Go through the listing and copy each line with the string "silně".

-------- Exercise materials

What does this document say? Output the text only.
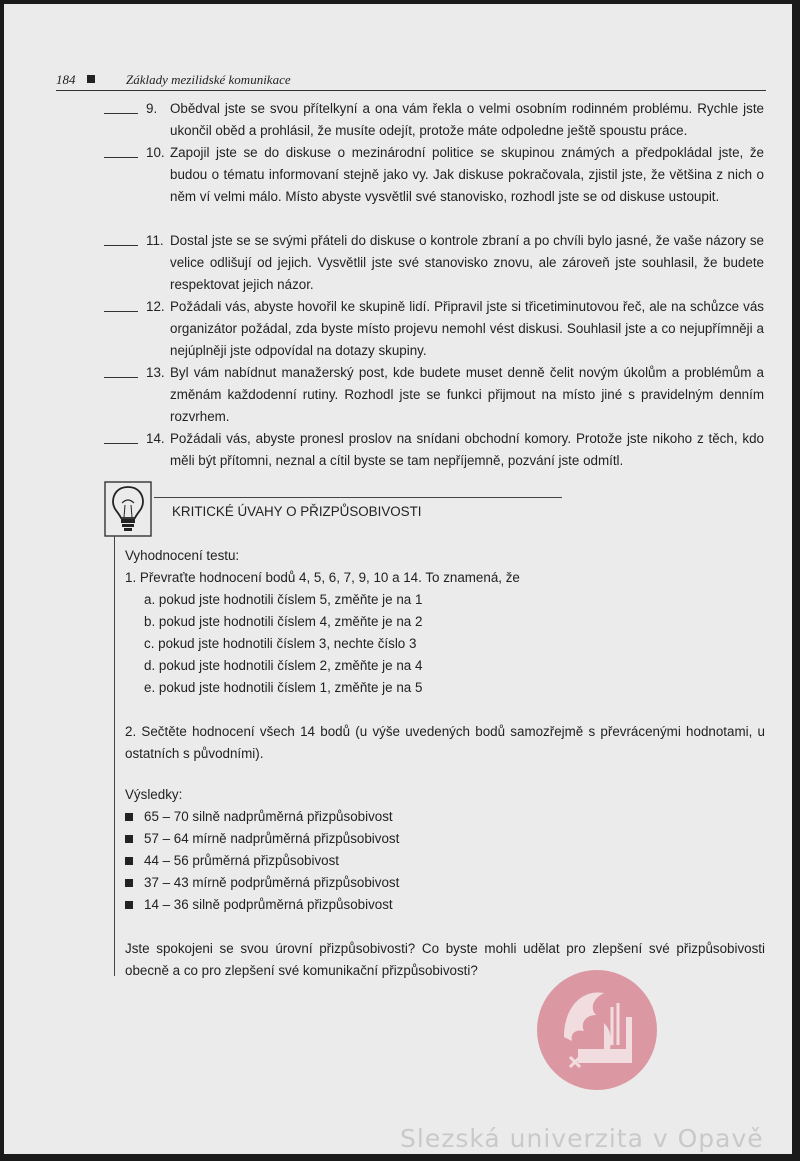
184	Základy mezilidské komunikace
9. Obědval jste se svou přítelkyní a ona vám řekla o velmi osobním rodinném problému. Rychle jste ukončil oběd a prohlásil, že musíte odejít, protože máte odpoledne ještě spoustu práce.
10. Zapojil jste se do diskuse o mezinárodní politice se skupinou známých a předpokládal jste, že budou o tématu informovaní stejně jako vy. Jak diskuse pokračovala, zjistil jste, že většina z nich o něm ví velmi málo. Místo abyste vysvětlil své stanovisko, rozhodl jste se od diskuse ustoupit.
11. Dostal jste se se svými přáteli do diskuse o kontrole zbraní a po chvíli bylo jasné, že vaše názory se velice odlišují od jejich. Vysvětlil jste své stanovisko znovu, ale zároveň jste souhlasil, že budete respektovat jejich názor.
12. Požádali vás, abyste hovořil ke skupině lidí. Připravil jste si třicetiminutovou řeč, ale na schůzce vás organizátor požádal, zda byste místo projevu nemohl vést diskusi. Souhlasil jste a co nejupřímněji a nejúplněji jste odpovídal na dotazy skupiny.
13. Byl vám nabídnut manažerský post, kde budete muset denně čelit novým úkolům a problémům a změnám každodenní rutiny. Rozhodl jste se funkci přijmout na místo jiné s pravidelným denním rozvrhem.
14. Požádali vás, abyste pronesl proslov na snídani obchodní komory. Protože jste nikoho z těch, kdo měli být přítomni, neznal a cítil byste se tam nepříjemně, pozvání jste odmítl.
KRITICKÉ ÚVAHY O PŘIZPŮSOBIVOSTI
Vyhodnocení testu:
1. Převraťte hodnocení bodů 4, 5, 6, 7, 9, 10 a 14. To znamená, že
a. pokud jste hodnotili číslem 5, změňte je na 1
b. pokud jste hodnotili číslem 4, změňte je na 2
c. pokud jste hodnotili číslem 3, nechte číslo 3
d. pokud jste hodnotili číslem 2, změňte je na 4
e. pokud jste hodnotili číslem 1, změňte je na 5
2. Sečtěte hodnocení všech 14 bodů (u výše uvedených bodů samozřejmě s převrácenými hodnotami, u ostatních s původními).
Výsledky:
65 – 70 silně nadprůměrná přizpůsobivost
57 – 64 mírně nadprůměrná přizpůsobivost
44 – 56 průměrná přizpůsobivost
37 – 43 mírně podprůměrná přizpůsobivost
14 – 36 silně podprůměrná přizpůsobivost
Jste spokojeni se svou úrovní přizpůsobivosti? Co byste mohli udělat pro zlepšení své přizpůsobivosti obecně a co pro zlepšení své komunikační přizpůsobivosti?
Slezská univerzita v Opavě
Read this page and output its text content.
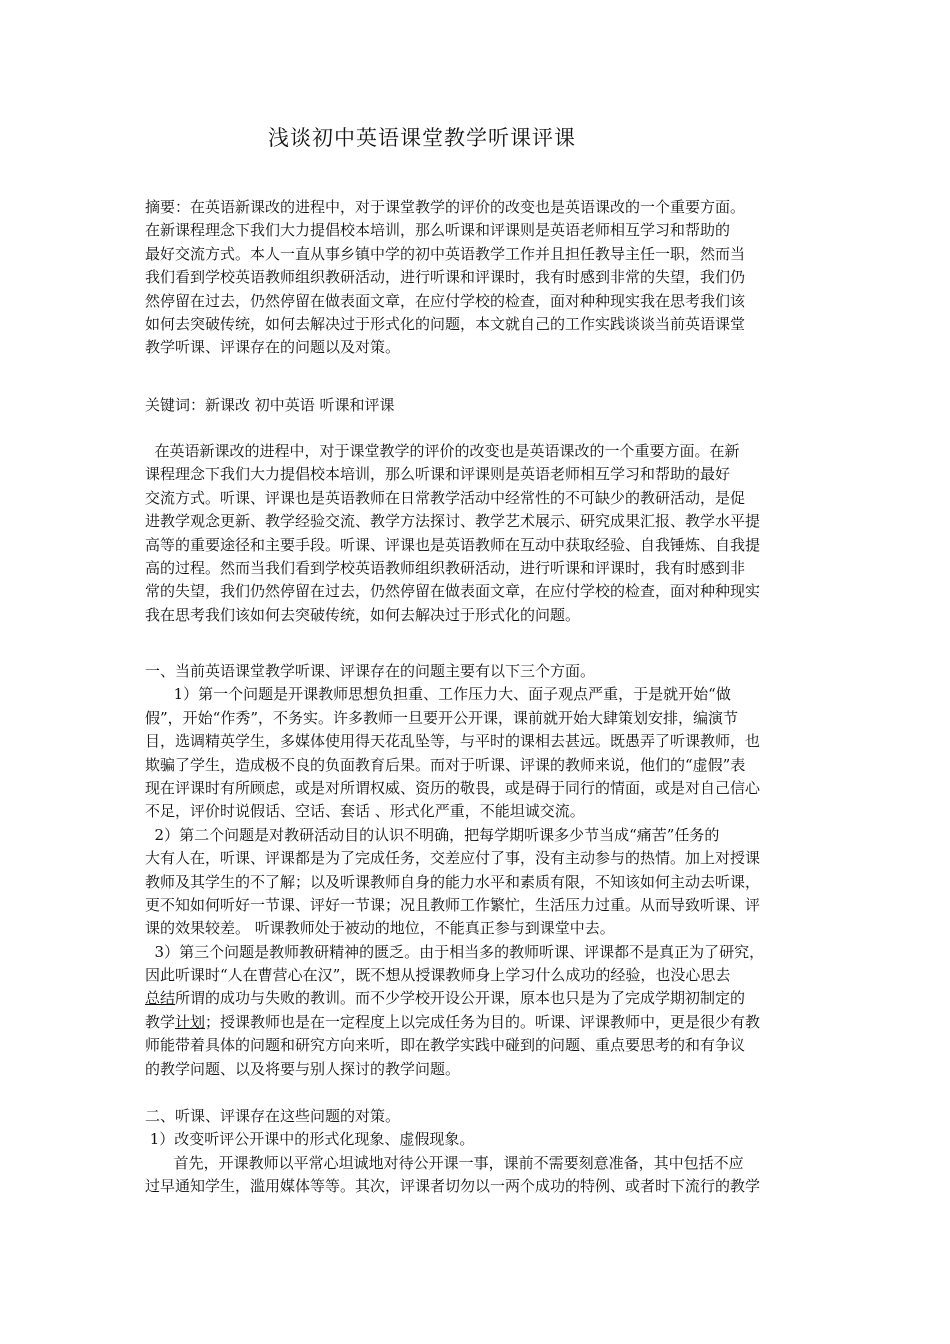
浅谈初中英语课堂教学听课评课
摘要：在英语新课改的进程中，对于课堂教学的评价的改变也是英语课改的一个重要方面。
在新课程理念下我们大力提倡校本培训，那么听课和评课则是英语老师相互学习和帮助的
最好交流方式。本人一直从事乡镇中学的初中英语教学工作并且担任教导主任一职，然而当
我们看到学校英语教师组织教研活动，进行听课和评课时，我有时感到非常的失望，我们仍
然停留在过去，仍然停留在做表面文章，在应付学校的检查，面对种种现实我在思考我们该
如何去突破传统，如何去解决过于形式化的问题，本文就自己的工作实践谈谈当前英语课堂
教学听课、评课存在的问题以及对策。
关键词：新课改 初中英语 听课和评课
在英语新课改的进程中，对于课堂教学的评价的改变也是英语课改的一个重要方面。在新
课程理念下我们大力提倡校本培训，那么听课和评课则是英语老师相互学习和帮助的最好
交流方式。听课、评课也是英语教师在日常教学活动中经常性的不可缺少的教研活动，是促
进教学观念更新、教学经验交流、教学方法探讨、教学艺术展示、研究成果汇报、教学水平提
高等的重要途径和主要手段。听课、评课也是英语教师在互动中获取经验、自我锤炼、自我提
高的过程。然而当我们看到学校英语教师组织教研活动，进行听课和评课时，我有时感到非
常的失望，我们仍然停留在过去，仍然停留在做表面文章，在应付学校的检查，面对种种现实
我在思考我们该如何去突破传统，如何去解决过于形式化的问题。
一、当前英语课堂教学听课、评课存在的问题主要有以下三个方面。
1）第一个问题是开课教师思想负担重、工作压力大、面子观点严重，于是就开始“做
假”，开始“作秀”，不务实。许多教师一旦要开公开课，课前就开始大肆策划安排，编演节
目，选调精英学生，多媒体使用得天花乱坠等，与平时的课相去甚远。既愚弄了听课教师，也
欺骗了学生，造成极不良的负面教育后果。而对于听课、评课的教师来说，他们的“虚假”表
现在评课时有所顾虑，或是对所谓权威、资历的敬畏，或是碍于同行的情面，或是对自己信心
不足，评价时说假话、空话、套话 、形式化严重，不能坦诚交流。
2）第二个问题是对教研活动目的认识不明确，把每学期听课多少节当成“痛苦”任务的
大有人在，听课、评课都是为了完成任务，交差应付了事，没有主动参与的热情。加上对授课
教师及其学生的不了解；以及听课教师自身的能力水平和素质有限，不知该如何主动去听课，
更不知如何听好一节课、评好一节课；况且教师工作繁忙，生活压力过重。从而导致听课、评
课的效果较差。 听课教师处于被动的地位，不能真正参与到课堂中去。
3）第三个问题是教师教研精神的匮乏。由于相当多的教师听课、评课都不是真正为了研究，
因此听课时“人在曹营心在汉”，既不想从授课教师身上学习什么成功的经验，也没心思去
总结所谓的成功与失败的教训。而不少学校开设公开课，原本也只是为了完成学期初制定的
教学计划；授课教师也是在一定程度上以完成任务为目的。听课、评课教师中，更是很少有教
师能带着具体的问题和研究方向来听，即在教学实践中碰到的问题、重点要思考的和有争议
的教学问题、以及将要与别人探讨的教学问题。
二、听课、评课存在这些问题的对策。
1）改变听评公开课中的形式化现象、虚假现象。
首先，开课教师以平常心坦诚地对待公开课一事，课前不需要刻意准备，其中包括不应
过早通知学生，滥用媒体等等。其次，评课者切勿以一两个成功的特例、或者时下流行的教学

----------------

The response
65 – 70 silně nadprůměrná přizpůsobivost
14 – 36 silně podprůměrná přizpůsobivost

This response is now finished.